"""

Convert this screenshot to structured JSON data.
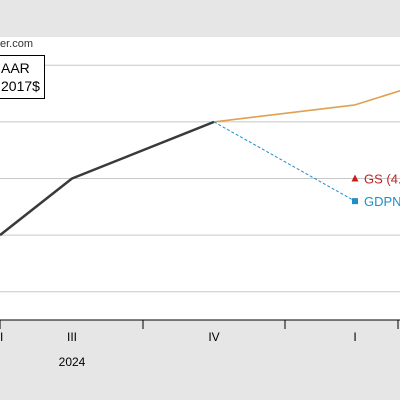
{
  "source": "er.com",
  "units_line1": "AAR",
  "units_line2": "2017$",
  "colors": {
    "background": "#e6e6e6",
    "plot": "#ffffff",
    "grid": "#c8c8c8",
    "gdp": "#3a3a3a",
    "gs": "#c81e1e",
    "gdpnow": "#1f8fc8",
    "gs_path": "#e0a050"
  },
  "chart_data": {
    "type": "line",
    "categories": [
      "II",
      "III",
      "IV",
      "I"
    ],
    "year_labels": [
      {
        "category": "III",
        "text": "2024"
      }
    ],
    "series": [
      {
        "values": [
          1.0,
          2.0,
          3.0,
          null
        ]
      },
      {
        "values": [
          null,
          null,
          3.0,
          3.3
        ]
      },
      {
        "values": [
          null,
          null,
          3.0,
          1.6
        ]
      }
    ],
    "point_labels": [
      {
        "text": "GS (4.",
        "category": "I",
        "y": 2.0,
        "marker": "triangle"
      },
      {
        "text": "GDPN",
        "category": "I",
        "y": 1.6,
        "marker": "square"
      }
    ],
    "ylim": [
      -0.5,
      4.5
    ],
    "grid": true
  }
}
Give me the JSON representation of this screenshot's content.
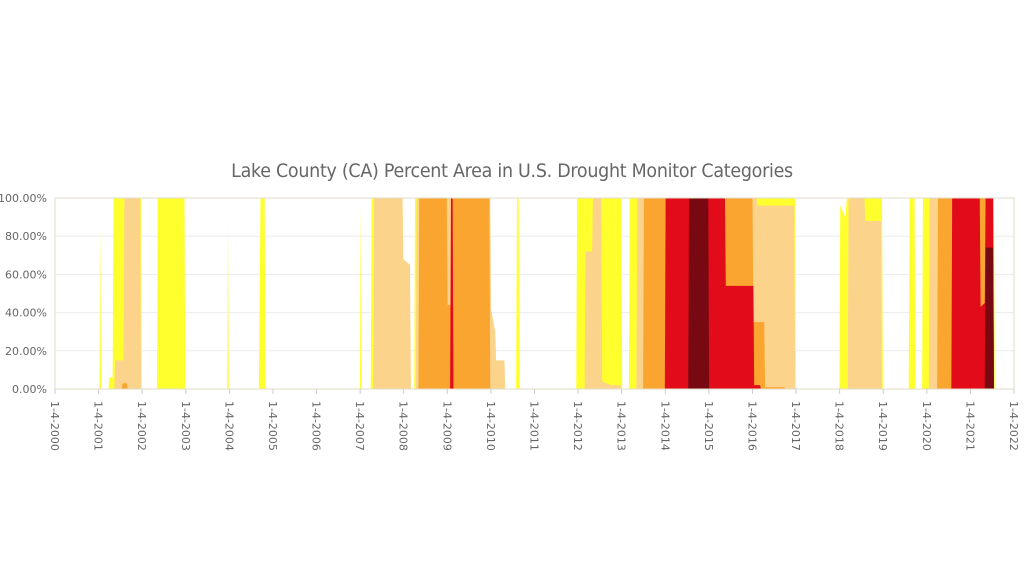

"""

Return all of the entries word for word, but omit the pictures.

TASK RESPONSE »
Convert this screenshot to structured JSON data.
{
  "source": "er.com",
  "units_line1": "AAR",
  "units_line2": "2017$",
  "colors": {
    "background": "#e6e6e6",
    "plot": "#ffffff",
    "grid": "#c8c8c8",
    "gdp": "#3a3a3a",
    "gs": "#c81e1e",
    "gdpnow": "#1f8fc8",
    "gs_path": "#e0a050"
  },
  "chart_data": {
    "type": "line",
    "categories": [
      "II",
      "III",
      "IV",
      "I"
    ],
    "year_labels": [
      {
        "category": "III",
        "text": "2024"
      }
    ],
    "series": [
      {
        "values": [
          1.0,
          2.0,
          3.0,
          null
        ]
      },
      {
        "values": [
          null,
          null,
          3.0,
          3.3
        ]
      },
      {
        "values": [
          null,
          null,
          3.0,
          1.6
        ]
      }
    ],
    "point_labels": [
      {
        "text": "GS (4.",
        "category": "I",
        "y": 2.0,
        "marker": "triangle"
      },
      {
        "text": "GDPN",
        "category": "I",
        "y": 1.6,
        "marker": "square"
      }
    ],
    "ylim": [
      -0.5,
      4.5
    ],
    "grid": true
  }
}
Give me the JSON representation of this screenshot's content.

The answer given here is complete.